[Dataset listings of figures]
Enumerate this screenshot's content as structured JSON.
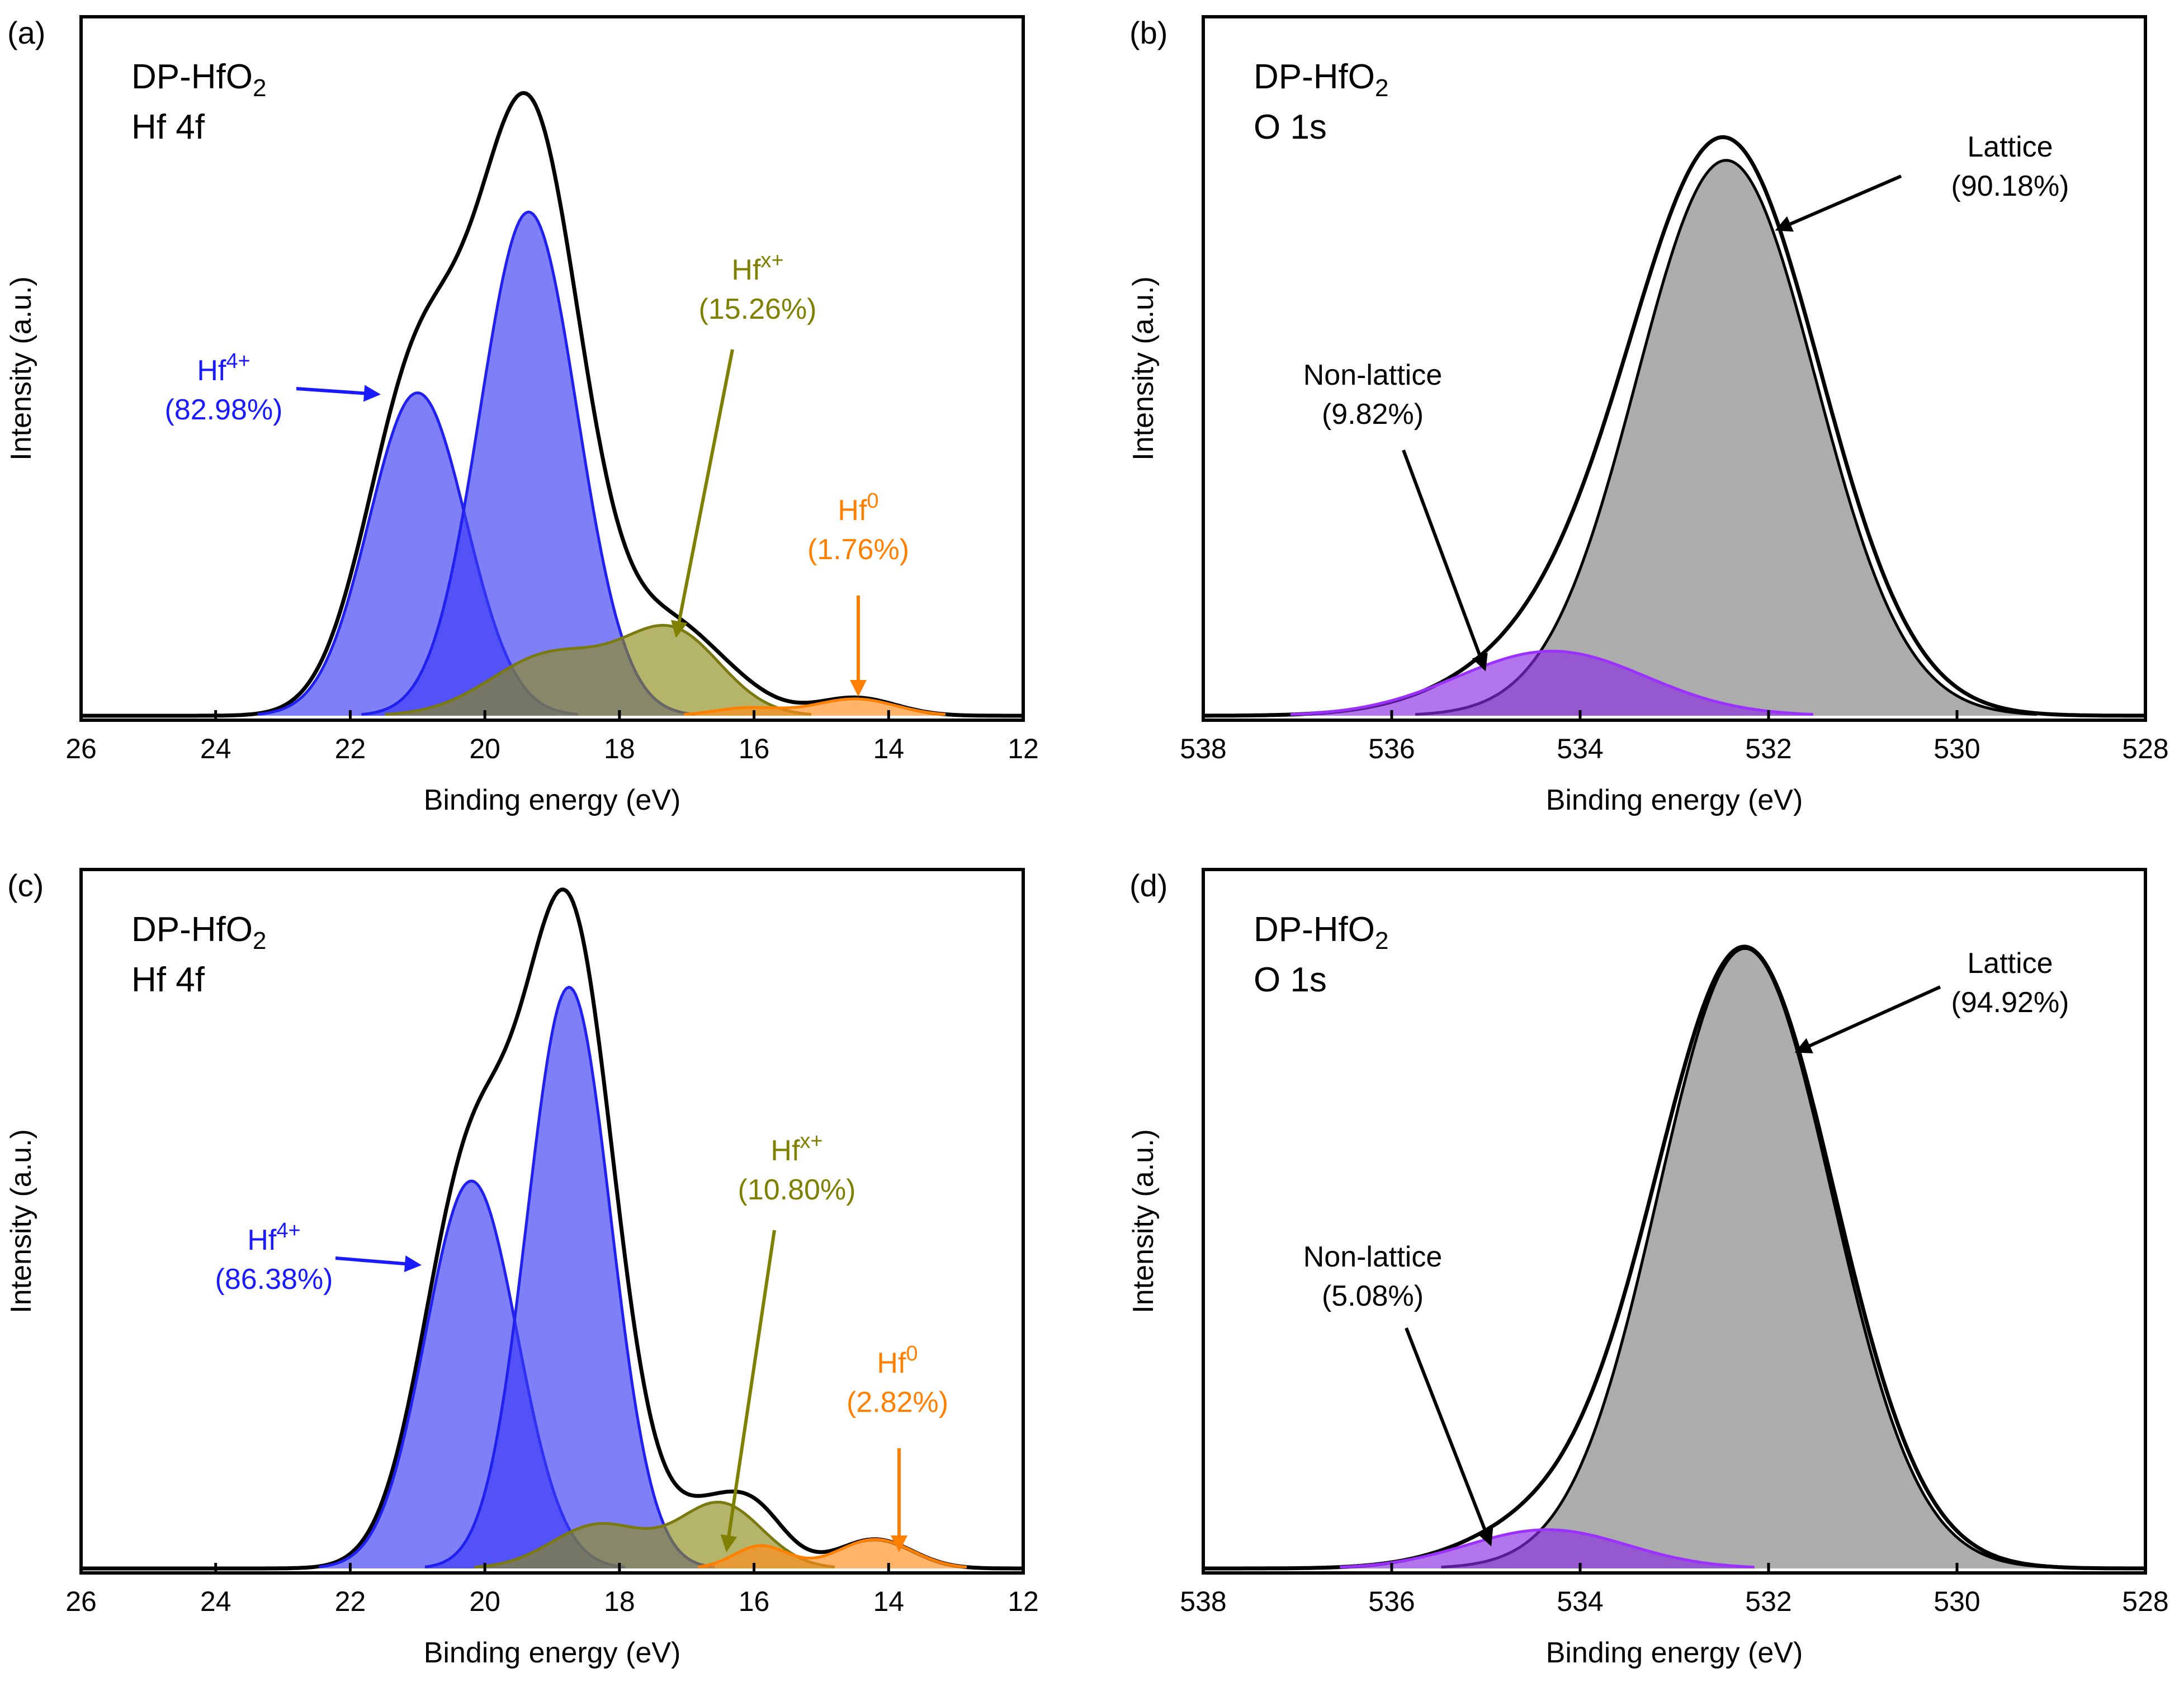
{
  "chart_data": [
    {
      "panel": "(a)",
      "type": "area",
      "title_lines": [
        "DP-HfO2",
        "Hf 4f"
      ],
      "xlabel": "Binding energy (eV)",
      "ylabel": "Intensity (a.u.)",
      "xlim": [
        26,
        12
      ],
      "xticks": [
        "26",
        "24",
        "22",
        "20",
        "18",
        "16",
        "14",
        "12"
      ],
      "ylim": [
        0,
        1.0
      ],
      "series": [
        {
          "role": "envelope",
          "color": "#000000",
          "fill": null,
          "peaks": [
            [
              21.0,
              0.52,
              0.75
            ],
            [
              19.35,
              0.82,
              0.75
            ],
            [
              19.0,
              0.1,
              0.9
            ],
            [
              17.2,
              0.13,
              0.75
            ],
            [
              16.1,
              0.012,
              0.5
            ],
            [
              14.5,
              0.028,
              0.6
            ]
          ]
        },
        {
          "role": "component",
          "color": "#2020f0",
          "fill": "#3b3bf5",
          "peaks": [
            [
              21.0,
              0.5,
              0.72
            ]
          ]
        },
        {
          "role": "component",
          "color": "#2020f0",
          "fill": "#3b3bf5",
          "peaks": [
            [
              19.35,
              0.78,
              0.72
            ]
          ]
        },
        {
          "role": "component",
          "color": "#7a7a10",
          "fill": "#8c8c1c",
          "peaks": [
            [
              19.0,
              0.095,
              0.9
            ],
            [
              17.2,
              0.125,
              0.72
            ]
          ]
        },
        {
          "role": "component",
          "color": "#ff8000",
          "fill": "#ff8c1a",
          "peaks": [
            [
              16.1,
              0.012,
              0.5
            ],
            [
              14.5,
              0.026,
              0.6
            ]
          ]
        }
      ],
      "annotations": [
        {
          "label": "Hf4+",
          "base": "Hf",
          "sup": "4+",
          "value": "(82.98%)",
          "color": "#1a1aff"
        },
        {
          "label": "Hfx+",
          "base": "Hf",
          "sup": "x+",
          "value": "(15.26%)",
          "color": "#7f7f00"
        },
        {
          "label": "Hf0",
          "base": "Hf",
          "sup": "0",
          "value": "(1.76%)",
          "color": "#ff8000"
        }
      ]
    },
    {
      "panel": "(b)",
      "type": "area",
      "title_lines": [
        "DP-HfO2",
        "O 1s"
      ],
      "xlabel": "Binding energy (eV)",
      "ylabel": "Intensity (a.u.)",
      "xlim": [
        538,
        528
      ],
      "xticks": [
        "538",
        "536",
        "534",
        "532",
        "530",
        "528"
      ],
      "ylim": [
        0,
        1.0
      ],
      "series": [
        {
          "role": "envelope",
          "color": "#000000",
          "fill": null,
          "peaks": [
            [
              532.45,
              0.88,
              1.0
            ],
            [
              534.3,
              0.085,
              1.0
            ]
          ]
        },
        {
          "role": "component",
          "color": "#000000",
          "fill": "#808080",
          "peaks": [
            [
              532.45,
              0.86,
              0.95
            ]
          ]
        },
        {
          "role": "component",
          "color": "#9b30ff",
          "fill": "#8a2be2",
          "peaks": [
            [
              534.3,
              0.1,
              1.0
            ]
          ]
        }
      ],
      "annotations": [
        {
          "label": "Lattice",
          "value": "(90.18%)",
          "color": "#000000"
        },
        {
          "label": "Non-lattice",
          "value": "(9.82%)",
          "color": "#000000"
        }
      ]
    },
    {
      "panel": "(c)",
      "type": "area",
      "title_lines": [
        "DP-HfO2",
        "Hf 4f"
      ],
      "xlabel": "Binding energy (eV)",
      "ylabel": "Intensity (a.u.)",
      "xlim": [
        26,
        12
      ],
      "xticks": [
        "26",
        "24",
        "22",
        "20",
        "18",
        "16",
        "14",
        "12"
      ],
      "ylim": [
        0,
        1.0
      ],
      "series": [
        {
          "role": "envelope",
          "color": "#000000",
          "fill": null,
          "peaks": [
            [
              20.2,
              0.62,
              0.7
            ],
            [
              18.75,
              0.92,
              0.65
            ],
            [
              18.2,
              0.07,
              0.7
            ],
            [
              16.5,
              0.1,
              0.65
            ],
            [
              15.9,
              0.035,
              0.4
            ],
            [
              14.2,
              0.045,
              0.55
            ]
          ]
        },
        {
          "role": "component",
          "color": "#2020f0",
          "fill": "#3b3bf5",
          "peaks": [
            [
              20.2,
              0.6,
              0.68
            ]
          ]
        },
        {
          "role": "component",
          "color": "#2020f0",
          "fill": "#3b3bf5",
          "peaks": [
            [
              18.75,
              0.9,
              0.62
            ]
          ]
        },
        {
          "role": "component",
          "color": "#7a7a10",
          "fill": "#8c8c1c",
          "peaks": [
            [
              18.3,
              0.068,
              0.7
            ],
            [
              16.5,
              0.1,
              0.62
            ]
          ]
        },
        {
          "role": "component",
          "color": "#ff8000",
          "fill": "#ff8c1a",
          "peaks": [
            [
              15.9,
              0.035,
              0.4
            ],
            [
              14.2,
              0.045,
              0.55
            ]
          ]
        }
      ],
      "annotations": [
        {
          "label": "Hf4+",
          "base": "Hf",
          "sup": "4+",
          "value": "(86.38%)",
          "color": "#1a1aff"
        },
        {
          "label": "Hfx+",
          "base": "Hf",
          "sup": "x+",
          "value": "(10.80%)",
          "color": "#7f7f00"
        },
        {
          "label": "Hf0",
          "base": "Hf",
          "sup": "0",
          "value": "(2.82%)",
          "color": "#ff8000"
        }
      ]
    },
    {
      "panel": "(d)",
      "type": "area",
      "title_lines": [
        "DP-HfO2",
        "O 1s"
      ],
      "xlabel": "Binding energy (eV)",
      "ylabel": "Intensity (a.u.)",
      "xlim": [
        538,
        528
      ],
      "xticks": [
        "538",
        "536",
        "534",
        "532",
        "530",
        "528"
      ],
      "ylim": [
        0,
        1.0
      ],
      "series": [
        {
          "role": "envelope",
          "color": "#000000",
          "fill": null,
          "peaks": [
            [
              532.25,
              0.96,
              0.95
            ],
            [
              534.35,
              0.06,
              0.85
            ]
          ]
        },
        {
          "role": "component",
          "color": "#000000",
          "fill": "#808080",
          "peaks": [
            [
              532.25,
              0.96,
              0.92
            ]
          ]
        },
        {
          "role": "component",
          "color": "#9b30ff",
          "fill": "#8a2be2",
          "peaks": [
            [
              534.35,
              0.06,
              0.85
            ]
          ]
        }
      ],
      "annotations": [
        {
          "label": "Lattice",
          "value": "(94.92%)",
          "color": "#000000"
        },
        {
          "label": "Non-lattice",
          "value": "(5.08%)",
          "color": "#000000"
        }
      ]
    }
  ]
}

[Exercise brief]: Set the pictures aside and transcribe the data above exactly.

[Worked solution]:
Enumerate this screenshot's content as structured JSON.
{
  "chart_data": [
    {
      "panel": "(a)",
      "type": "area",
      "title_lines": [
        "DP-HfO2",
        "Hf 4f"
      ],
      "xlabel": "Binding energy (eV)",
      "ylabel": "Intensity (a.u.)",
      "xlim": [
        26,
        12
      ],
      "xticks": [
        "26",
        "24",
        "22",
        "20",
        "18",
        "16",
        "14",
        "12"
      ],
      "ylim": [
        0,
        1.0
      ],
      "series": [
        {
          "role": "envelope",
          "color": "#000000",
          "fill": null,
          "peaks": [
            [
              21.0,
              0.52,
              0.75
            ],
            [
              19.35,
              0.82,
              0.75
            ],
            [
              19.0,
              0.1,
              0.9
            ],
            [
              17.2,
              0.13,
              0.75
            ],
            [
              16.1,
              0.012,
              0.5
            ],
            [
              14.5,
              0.028,
              0.6
            ]
          ]
        },
        {
          "role": "component",
          "color": "#2020f0",
          "fill": "#3b3bf5",
          "peaks": [
            [
              21.0,
              0.5,
              0.72
            ]
          ]
        },
        {
          "role": "component",
          "color": "#2020f0",
          "fill": "#3b3bf5",
          "peaks": [
            [
              19.35,
              0.78,
              0.72
            ]
          ]
        },
        {
          "role": "component",
          "color": "#7a7a10",
          "fill": "#8c8c1c",
          "peaks": [
            [
              19.0,
              0.095,
              0.9
            ],
            [
              17.2,
              0.125,
              0.72
            ]
          ]
        },
        {
          "role": "component",
          "color": "#ff8000",
          "fill": "#ff8c1a",
          "peaks": [
            [
              16.1,
              0.012,
              0.5
            ],
            [
              14.5,
              0.026,
              0.6
            ]
          ]
        }
      ],
      "annotations": [
        {
          "label": "Hf4+",
          "base": "Hf",
          "sup": "4+",
          "value": "(82.98%)",
          "color": "#1a1aff"
        },
        {
          "label": "Hfx+",
          "base": "Hf",
          "sup": "x+",
          "value": "(15.26%)",
          "color": "#7f7f00"
        },
        {
          "label": "Hf0",
          "base": "Hf",
          "sup": "0",
          "value": "(1.76%)",
          "color": "#ff8000"
        }
      ]
    },
    {
      "panel": "(b)",
      "type": "area",
      "title_lines": [
        "DP-HfO2",
        "O 1s"
      ],
      "xlabel": "Binding energy (eV)",
      "ylabel": "Intensity (a.u.)",
      "xlim": [
        538,
        528
      ],
      "xticks": [
        "538",
        "536",
        "534",
        "532",
        "530",
        "528"
      ],
      "ylim": [
        0,
        1.0
      ],
      "series": [
        {
          "role": "envelope",
          "color": "#000000",
          "fill": null,
          "peaks": [
            [
              532.45,
              0.88,
              1.0
            ],
            [
              534.3,
              0.085,
              1.0
            ]
          ]
        },
        {
          "role": "component",
          "color": "#000000",
          "fill": "#808080",
          "peaks": [
            [
              532.45,
              0.86,
              0.95
            ]
          ]
        },
        {
          "role": "component",
          "color": "#9b30ff",
          "fill": "#8a2be2",
          "peaks": [
            [
              534.3,
              0.1,
              1.0
            ]
          ]
        }
      ],
      "annotations": [
        {
          "label": "Lattice",
          "value": "(90.18%)",
          "color": "#000000"
        },
        {
          "label": "Non-lattice",
          "value": "(9.82%)",
          "color": "#000000"
        }
      ]
    },
    {
      "panel": "(c)",
      "type": "area",
      "title_lines": [
        "DP-HfO2",
        "Hf 4f"
      ],
      "xlabel": "Binding energy (eV)",
      "ylabel": "Intensity (a.u.)",
      "xlim": [
        26,
        12
      ],
      "xticks": [
        "26",
        "24",
        "22",
        "20",
        "18",
        "16",
        "14",
        "12"
      ],
      "ylim": [
        0,
        1.0
      ],
      "series": [
        {
          "role": "envelope",
          "color": "#000000",
          "fill": null,
          "peaks": [
            [
              20.2,
              0.62,
              0.7
            ],
            [
              18.75,
              0.92,
              0.65
            ],
            [
              18.2,
              0.07,
              0.7
            ],
            [
              16.5,
              0.1,
              0.65
            ],
            [
              15.9,
              0.035,
              0.4
            ],
            [
              14.2,
              0.045,
              0.55
            ]
          ]
        },
        {
          "role": "component",
          "color": "#2020f0",
          "fill": "#3b3bf5",
          "peaks": [
            [
              20.2,
              0.6,
              0.68
            ]
          ]
        },
        {
          "role": "component",
          "color": "#2020f0",
          "fill": "#3b3bf5",
          "peaks": [
            [
              18.75,
              0.9,
              0.62
            ]
          ]
        },
        {
          "role": "component",
          "color": "#7a7a10",
          "fill": "#8c8c1c",
          "peaks": [
            [
              18.3,
              0.068,
              0.7
            ],
            [
              16.5,
              0.1,
              0.62
            ]
          ]
        },
        {
          "role": "component",
          "color": "#ff8000",
          "fill": "#ff8c1a",
          "peaks": [
            [
              15.9,
              0.035,
              0.4
            ],
            [
              14.2,
              0.045,
              0.55
            ]
          ]
        }
      ],
      "annotations": [
        {
          "label": "Hf4+",
          "base": "Hf",
          "sup": "4+",
          "value": "(86.38%)",
          "color": "#1a1aff"
        },
        {
          "label": "Hfx+",
          "base": "Hf",
          "sup": "x+",
          "value": "(10.80%)",
          "color": "#7f7f00"
        },
        {
          "label": "Hf0",
          "base": "Hf",
          "sup": "0",
          "value": "(2.82%)",
          "color": "#ff8000"
        }
      ]
    },
    {
      "panel": "(d)",
      "type": "area",
      "title_lines": [
        "DP-HfO2",
        "O 1s"
      ],
      "xlabel": "Binding energy (eV)",
      "ylabel": "Intensity (a.u.)",
      "xlim": [
        538,
        528
      ],
      "xticks": [
        "538",
        "536",
        "534",
        "532",
        "530",
        "528"
      ],
      "ylim": [
        0,
        1.0
      ],
      "series": [
        {
          "role": "envelope",
          "color": "#000000",
          "fill": null,
          "peaks": [
            [
              532.25,
              0.96,
              0.95
            ],
            [
              534.35,
              0.06,
              0.85
            ]
          ]
        },
        {
          "role": "component",
          "color": "#000000",
          "fill": "#808080",
          "peaks": [
            [
              532.25,
              0.96,
              0.92
            ]
          ]
        },
        {
          "role": "component",
          "color": "#9b30ff",
          "fill": "#8a2be2",
          "peaks": [
            [
              534.35,
              0.06,
              0.85
            ]
          ]
        }
      ],
      "annotations": [
        {
          "label": "Lattice",
          "value": "(94.92%)",
          "color": "#000000"
        },
        {
          "label": "Non-lattice",
          "value": "(5.08%)",
          "color": "#000000"
        }
      ]
    }
  ]
}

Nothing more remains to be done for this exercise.